[EXERCISE DIRECTIONS]
Return all lines where the word "Nicholls" can be found.

_____

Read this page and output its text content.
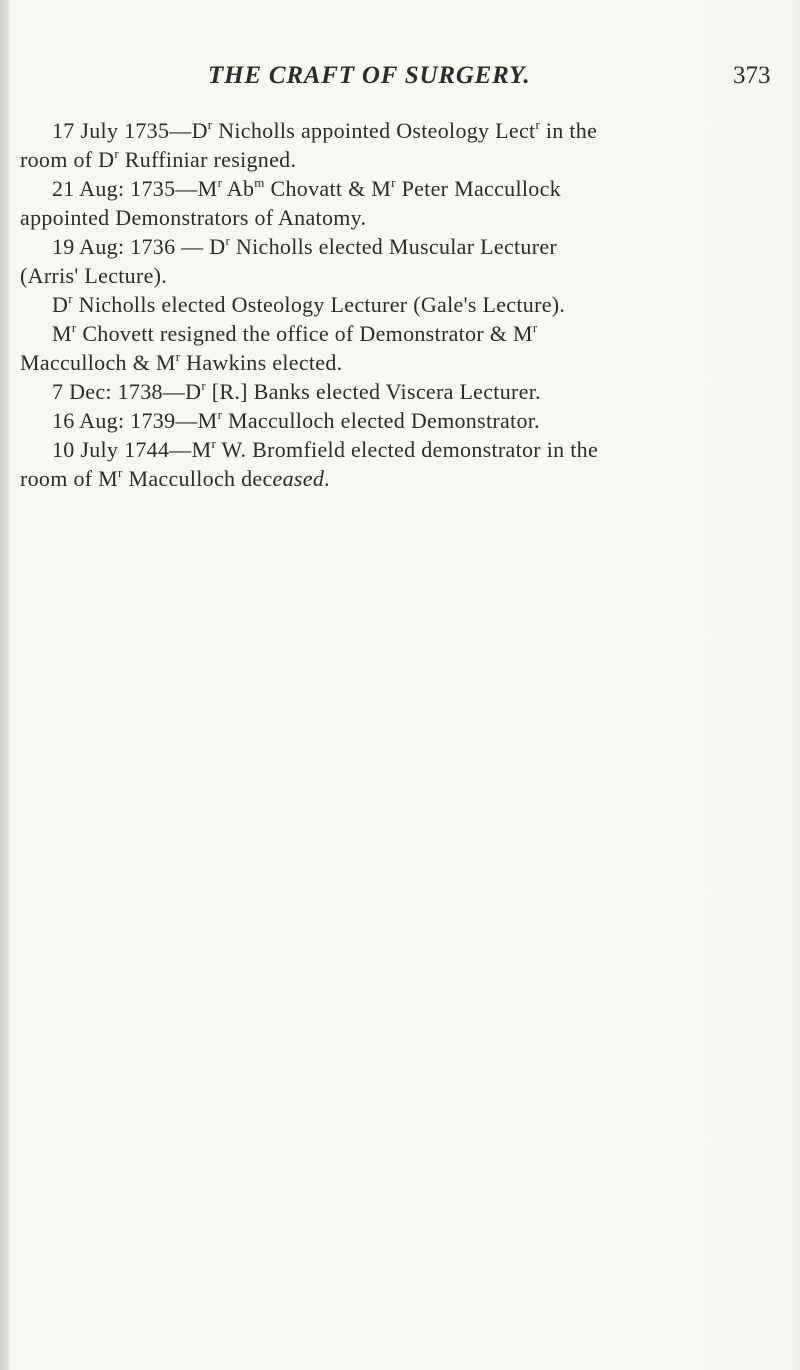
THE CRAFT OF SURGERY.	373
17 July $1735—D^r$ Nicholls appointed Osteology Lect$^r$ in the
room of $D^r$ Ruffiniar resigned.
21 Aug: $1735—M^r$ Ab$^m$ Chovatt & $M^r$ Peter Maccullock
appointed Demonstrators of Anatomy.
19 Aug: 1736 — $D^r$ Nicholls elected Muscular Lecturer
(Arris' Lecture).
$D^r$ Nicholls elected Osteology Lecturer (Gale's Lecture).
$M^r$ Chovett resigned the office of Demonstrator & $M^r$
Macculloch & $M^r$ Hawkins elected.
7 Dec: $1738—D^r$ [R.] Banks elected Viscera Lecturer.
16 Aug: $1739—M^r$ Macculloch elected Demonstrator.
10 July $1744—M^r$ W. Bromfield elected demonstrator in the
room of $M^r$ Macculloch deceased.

_____

[SOLUTION FOR THIS PROBLEM]
17 July $1735—D^r$ Nicholls appointed Osteology Lect$^r$ in the
19 Aug: 1736 — $D^r$ Nicholls elected Muscular Lecturer
$D^r$ Nicholls elected Osteology Lecturer (Gale's Lecture).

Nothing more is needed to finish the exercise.